Extract each line holding the word "page" from the entries.
-- Begin --
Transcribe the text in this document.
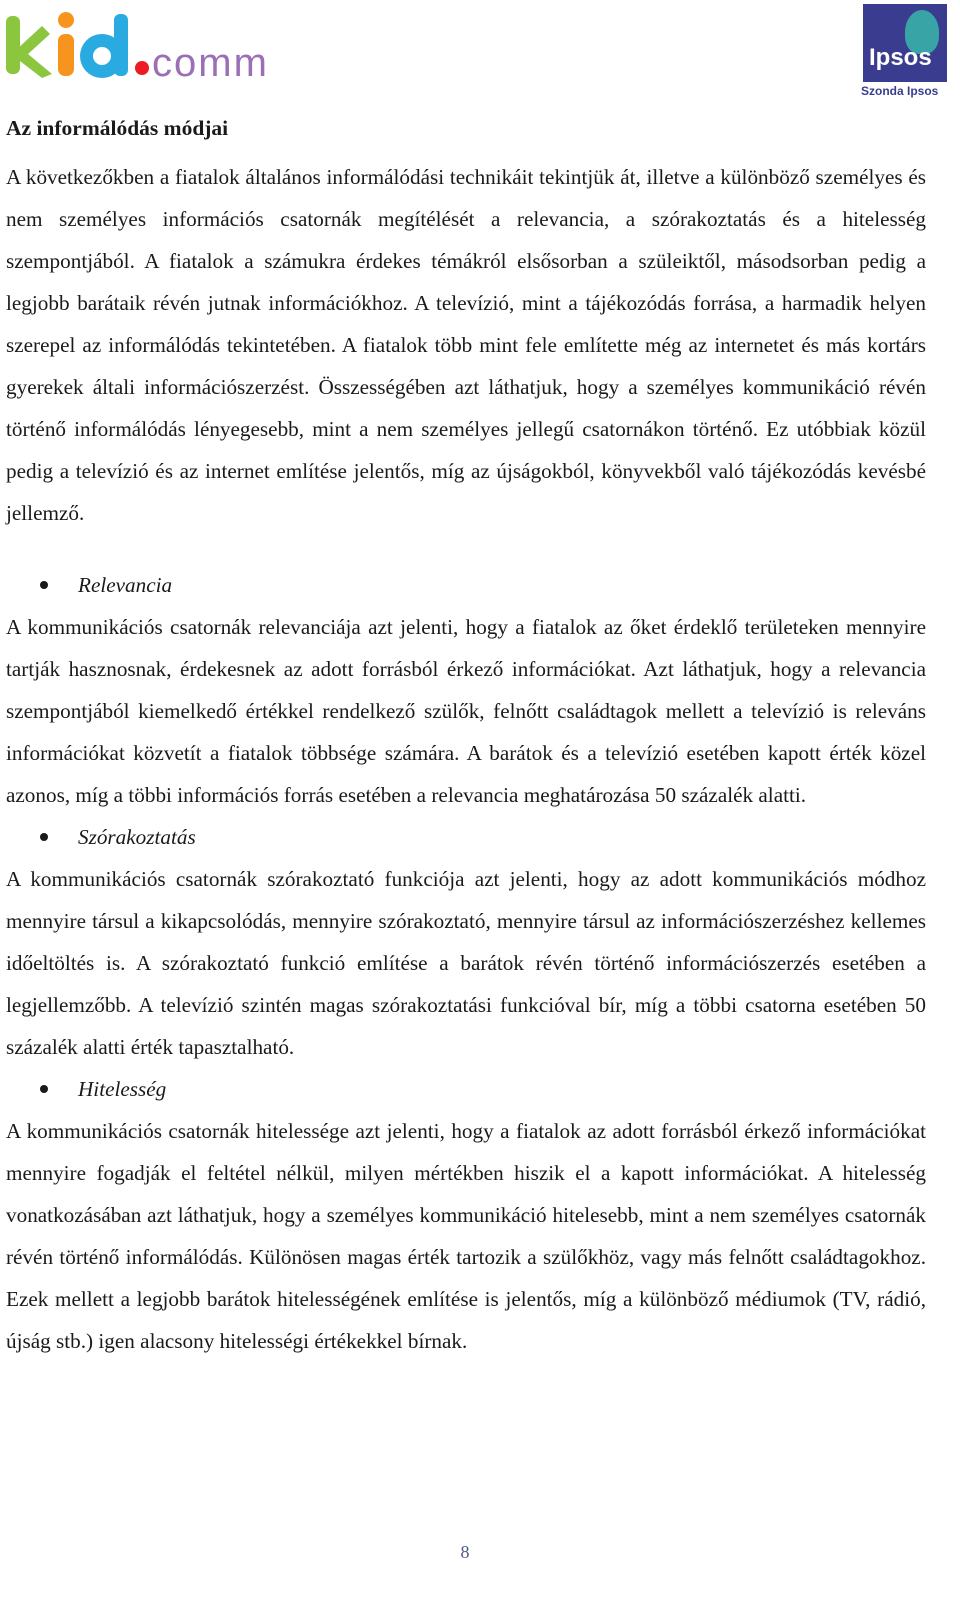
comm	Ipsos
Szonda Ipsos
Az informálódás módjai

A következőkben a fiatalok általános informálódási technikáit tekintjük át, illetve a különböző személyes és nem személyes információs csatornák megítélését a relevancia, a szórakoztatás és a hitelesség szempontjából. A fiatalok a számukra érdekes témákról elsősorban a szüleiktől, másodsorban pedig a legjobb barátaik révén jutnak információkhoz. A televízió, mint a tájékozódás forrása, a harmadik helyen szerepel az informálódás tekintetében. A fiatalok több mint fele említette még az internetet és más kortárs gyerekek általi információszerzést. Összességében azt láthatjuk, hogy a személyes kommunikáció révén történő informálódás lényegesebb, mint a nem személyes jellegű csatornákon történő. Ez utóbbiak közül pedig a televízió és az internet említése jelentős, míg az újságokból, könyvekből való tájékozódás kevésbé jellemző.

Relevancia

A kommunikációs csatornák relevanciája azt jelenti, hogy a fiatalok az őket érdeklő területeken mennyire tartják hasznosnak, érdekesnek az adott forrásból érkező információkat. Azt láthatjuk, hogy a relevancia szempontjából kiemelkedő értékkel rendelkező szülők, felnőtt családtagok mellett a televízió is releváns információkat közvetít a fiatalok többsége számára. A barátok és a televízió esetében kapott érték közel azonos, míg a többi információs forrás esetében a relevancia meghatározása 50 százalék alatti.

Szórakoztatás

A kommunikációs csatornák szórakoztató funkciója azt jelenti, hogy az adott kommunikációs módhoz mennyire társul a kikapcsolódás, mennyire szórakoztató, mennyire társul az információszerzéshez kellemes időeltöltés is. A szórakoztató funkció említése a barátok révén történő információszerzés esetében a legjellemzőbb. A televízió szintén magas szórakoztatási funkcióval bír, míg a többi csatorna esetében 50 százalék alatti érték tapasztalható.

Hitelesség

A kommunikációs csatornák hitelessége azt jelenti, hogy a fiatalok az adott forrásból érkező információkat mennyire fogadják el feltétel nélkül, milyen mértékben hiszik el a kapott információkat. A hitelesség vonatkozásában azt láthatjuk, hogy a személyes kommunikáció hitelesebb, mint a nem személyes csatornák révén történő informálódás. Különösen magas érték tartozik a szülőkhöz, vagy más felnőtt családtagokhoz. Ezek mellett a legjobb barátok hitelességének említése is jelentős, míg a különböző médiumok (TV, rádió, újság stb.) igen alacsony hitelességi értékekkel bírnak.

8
-- End --
-- Begin --
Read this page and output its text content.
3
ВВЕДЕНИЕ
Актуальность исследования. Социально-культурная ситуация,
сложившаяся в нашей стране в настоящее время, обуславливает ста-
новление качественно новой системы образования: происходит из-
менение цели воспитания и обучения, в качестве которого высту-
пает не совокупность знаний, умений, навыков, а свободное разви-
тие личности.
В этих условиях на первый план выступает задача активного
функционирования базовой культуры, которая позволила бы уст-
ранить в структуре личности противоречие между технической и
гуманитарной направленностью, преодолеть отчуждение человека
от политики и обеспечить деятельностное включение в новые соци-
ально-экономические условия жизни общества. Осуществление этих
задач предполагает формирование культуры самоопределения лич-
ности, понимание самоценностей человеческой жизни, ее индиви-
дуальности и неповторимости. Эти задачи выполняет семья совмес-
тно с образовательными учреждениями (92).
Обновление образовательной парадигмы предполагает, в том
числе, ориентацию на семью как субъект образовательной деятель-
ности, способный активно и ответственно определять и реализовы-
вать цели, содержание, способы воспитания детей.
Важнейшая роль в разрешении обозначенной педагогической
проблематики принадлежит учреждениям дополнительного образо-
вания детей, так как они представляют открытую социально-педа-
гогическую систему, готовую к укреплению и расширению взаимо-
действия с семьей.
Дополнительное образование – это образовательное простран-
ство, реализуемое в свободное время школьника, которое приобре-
-- End --
-- Begin --
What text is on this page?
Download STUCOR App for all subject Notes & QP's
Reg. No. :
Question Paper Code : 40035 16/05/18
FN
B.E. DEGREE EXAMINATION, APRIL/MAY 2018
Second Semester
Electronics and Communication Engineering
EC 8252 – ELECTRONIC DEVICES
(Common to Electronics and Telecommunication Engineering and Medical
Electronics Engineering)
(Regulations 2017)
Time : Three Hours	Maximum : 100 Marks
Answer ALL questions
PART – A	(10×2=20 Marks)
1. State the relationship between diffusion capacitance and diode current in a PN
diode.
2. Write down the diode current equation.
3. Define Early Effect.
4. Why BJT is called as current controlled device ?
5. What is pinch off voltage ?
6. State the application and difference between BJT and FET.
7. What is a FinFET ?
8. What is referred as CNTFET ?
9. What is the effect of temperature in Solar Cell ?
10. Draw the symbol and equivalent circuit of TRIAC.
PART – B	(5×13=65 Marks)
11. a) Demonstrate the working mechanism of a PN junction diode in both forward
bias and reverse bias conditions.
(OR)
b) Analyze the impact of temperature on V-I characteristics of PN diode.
-- End --
_Result of the exercise_
Read this page and output its text content.
What text is on this page?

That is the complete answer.